THE REQUEST: Check each line of the records below and collect those that include the word "color".

** begin DATASET EXCERPTS **

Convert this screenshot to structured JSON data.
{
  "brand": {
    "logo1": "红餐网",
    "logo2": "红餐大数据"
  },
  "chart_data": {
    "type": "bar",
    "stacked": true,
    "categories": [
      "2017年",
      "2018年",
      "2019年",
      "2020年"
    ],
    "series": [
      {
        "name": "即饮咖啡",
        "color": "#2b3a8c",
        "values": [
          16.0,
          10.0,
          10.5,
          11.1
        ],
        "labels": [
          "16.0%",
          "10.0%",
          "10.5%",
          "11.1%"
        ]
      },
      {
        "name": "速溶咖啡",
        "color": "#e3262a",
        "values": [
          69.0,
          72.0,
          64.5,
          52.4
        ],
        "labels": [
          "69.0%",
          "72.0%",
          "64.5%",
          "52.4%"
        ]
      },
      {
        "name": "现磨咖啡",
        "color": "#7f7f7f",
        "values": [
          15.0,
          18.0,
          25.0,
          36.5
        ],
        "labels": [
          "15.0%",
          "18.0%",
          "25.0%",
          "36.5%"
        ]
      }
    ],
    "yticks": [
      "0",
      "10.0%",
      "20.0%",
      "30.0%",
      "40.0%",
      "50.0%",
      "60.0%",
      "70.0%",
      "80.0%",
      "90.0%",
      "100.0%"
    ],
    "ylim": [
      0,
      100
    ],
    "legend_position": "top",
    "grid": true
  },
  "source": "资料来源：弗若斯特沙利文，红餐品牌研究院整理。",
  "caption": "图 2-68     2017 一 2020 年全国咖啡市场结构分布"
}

** end DATASET EXCERPTS **

THE REPLY:
        "color": "#2b3a8c",
        "color": "#e3262a",
        "color": "#7f7f7f",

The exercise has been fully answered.